**Work required**
Search the listing for the string "соответствии" and copy every line that contains it.

• • • • •

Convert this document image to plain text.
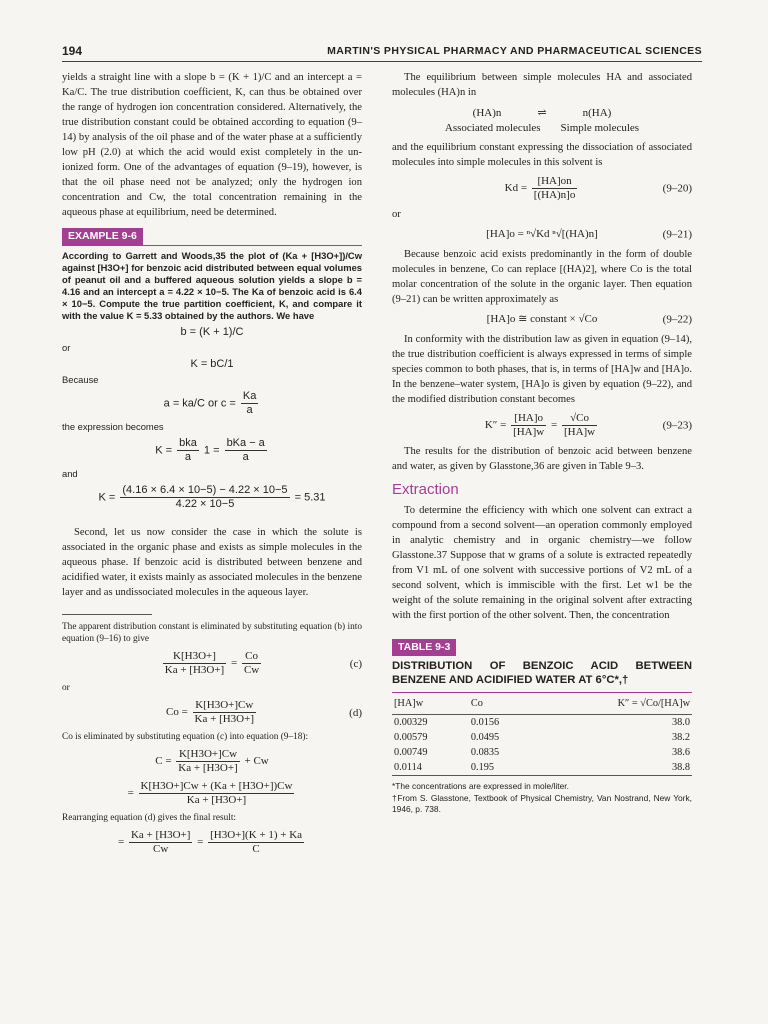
194	MARTIN'S PHYSICAL PHARMACY AND PHARMACEUTICAL SCIENCES

yields a straight line with a slope b = (K + 1)/C and an intercept a = Ka/C. The true distribution coefficient, K, can thus be obtained over the range of hydrogen ion concentration considered. Alternatively, the true distribution constant could be obtained according to equation (9–14) by analysis of the oil phase and of the water phase at a sufficiently low pH (2.0) at which the acid would exist completely in the un-ionized form. One of the advantages of equation (9–19), however, is that the oil phase need not be analyzed; only the hydrogen ion concentration and Cw, the total concentration remaining in the aqueous phase at equilibrium, need be determined.

EXAMPLE 9-6

According to Garrett and Woods,35 the plot of (Ka + [H3O+])/Cw against [H3O+] for benzoic acid distributed between equal volumes of peanut oil and a buffered aqueous solution yields a slope b = 4.16 and an intercept a = 4.22 × 10−5. The Ka of benzoic acid is 6.4 × 10−5. Compute the true partition coefficient, K, and compare it with the value K = 5.33 obtained by the authors. We have

b = (K + 1)/C

or

K = bC/1

Because

a = ka/C or $c = \frac{Ka}{a}$

the expression becomes

$K = \frac{\text{bka}}{a} 1 = \frac{\text{bKa − a}}{a}$

and

$K = \frac{(4.16 \times 6.4 \times 10-5) - 4.22 \times 10-5}{4.22 \times 10-5} = 5.31$

Second, let us now consider the case in which the solute is associated in the organic phase and exists as simple molecules in the aqueous phase. If benzoic acid is distributed between benzene and acidified water, it exists mainly as associated molecules in the benzene layer and as undissociated molecules in the aqueous layer.

The apparent distribution constant is eliminated by substituting equation (b) into equation (9–16) to give

$\frac{K[H3O+]}{Ka + [H3O+]} = \frac{Co}{Cw}$	(c)

or

$Co = \frac{K[H3O+]Cw}{Ka + [H3O+]}$	(d)

Co is eliminated by substituting equation (c) into equation (9–18):

$C = \frac{K[H3O+]Cw}{Ka + [H3O+]} + Cw$
= $\frac{K[H3O+]Cw + (Ka + [H3O+])Cw}{Ka + [H3O+]}$

Rearranging equation (d) gives the final result:

= $\frac{Ka + [H3O+]}{Cw} = \frac{[H3O+](K + 1) + Ka}{C}$

The equilibrium between simple molecules HA and associated molecules (HA)n in

(HA)n	⇌	n(HA)
Associated molecules Simple molecules

and the equilibrium constant expressing the dissociation of associated molecules into simple molecules in this solvent is

$Kd = \frac{[HA]on}{[(HA)n]o}$	(9–20)

or

[HA]o = ⁿ√Kd ⁿ√[(HA)n]	(9–21)

Because benzoic acid exists predominantly in the form of double molecules in benzene, Co can replace [(HA)2], where Co is the total molar concentration of the solute in the organic layer. Then equation (9–21) can be written approximately as

[HA]o ≅ constant × √Co	(9–22)

In conformity with the distribution law as given in equation (9–14), the true distribution coefficient is always expressed in terms of simple species common to both phases, that is, in terms of [HA]w and [HA]o. In the benzene–water system, [HA]o is given by equation (9–22), and the modified distribution constant becomes

$K'' = \frac{[HA]o}{[HA]w} = \frac{√Co}{[HA]w}$	(9–23)

The results for the distribution of benzoic acid between benzene and water, as given by Glasstone,36 are given in Table 9–3.

Extraction

To determine the efficiency with which one solvent can extract a compound from a second solvent—an operation commonly employed in analytic chemistry and in organic chemistry—we follow Glasstone.37 Suppose that w grams of a solute is extracted repeatedly from V1 mL of one solvent with successive portions of V2 mL of a second solvent, which is immiscible with the first. Let w1 be the weight of the solute remaining in the original solvent after extracting with the first portion of the other solvent. Then, the concentration

TABLE 9-3
DISTRIBUTION OF BENZOIC ACID BETWEEN BENZENE AND ACIDIFIED WATER AT 6°C*,†
[HA]w	Co	K″ = √Co/[HA]w
0.00329	0.0156	38.0
0.00579	0.0495	38.2
0.00749	0.0835	38.6
0.0114	0.195	38.8
*The concentrations are expressed in mole/liter.
†From S. Glasstone, Textbook of Physical Chemistry, Van Nostrand, New York, 1946, p. 738.
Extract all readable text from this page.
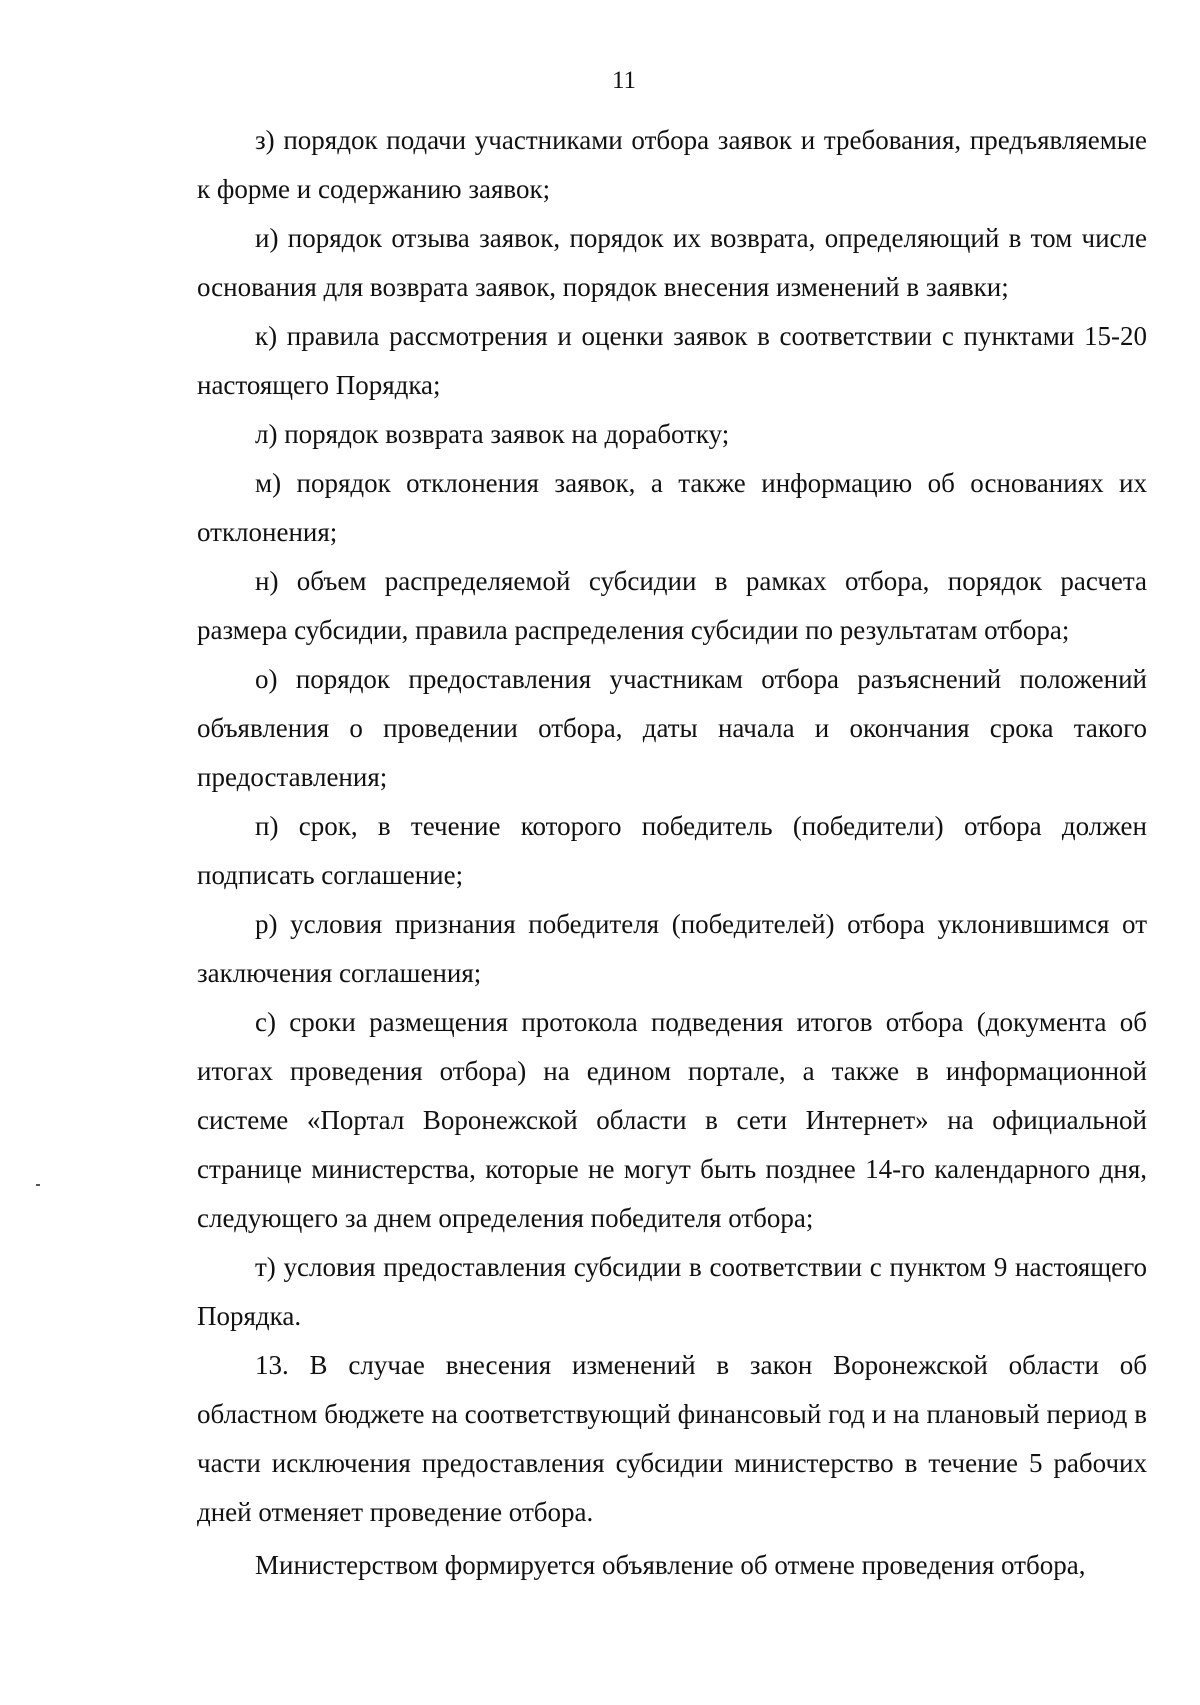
11

з) порядок подачи участниками отбора заявок и требования, предъявляемые к форме и содержанию заявок;

и) порядок отзыва заявок, порядок их возврата, определяющий в том числе основания для возврата заявок, порядок внесения изменений в заявки;

к) правила рассмотрения и оценки заявок в соответствии с пунктами 15-20 настоящего Порядка;

л) порядок возврата заявок на доработку;

м) порядок отклонения заявок, а также информацию об основаниях их отклонения;

н) объем распределяемой субсидии в рамках отбора, порядок расчета размера субсидии, правила распределения субсидии по результатам отбора;

о) порядок предоставления участникам отбора разъяснений положений объявления о проведении отбора, даты начала и окончания срока такого предоставления;

п) срок, в течение которого победитель (победители) отбора должен подписать соглашение;

р) условия признания победителя (победителей) отбора уклонившимся от заключения соглашения;

с) сроки размещения протокола подведения итогов отбора (документа об итогах проведения отбора) на едином портале, а также в информационной системе «Портал Воронежской области в сети Интернет» на официальной странице министерства, которые не могут быть позднее 14-го календарного дня, следующего за днем определения победителя отбора;

т) условия предоставления субсидии в соответствии с пунктом 9 настоящего Порядка.

13. В случае внесения изменений в закон Воронежской области об областном бюджете на соответствующий финансовый год и на плановый период в части исключения предоставления субсидии министерство в течение 5 рабочих дней отменяет проведение отбора.

Министерством формируется объявление об отмене проведения отбора,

• • • • •

**Solution**
к) правила рассмотрения и оценки заявок в соответствии с пунктами 15-20 настоящего Порядка;
т) условия предоставления субсидии в соответствии с пунктом 9 настоящего Порядка.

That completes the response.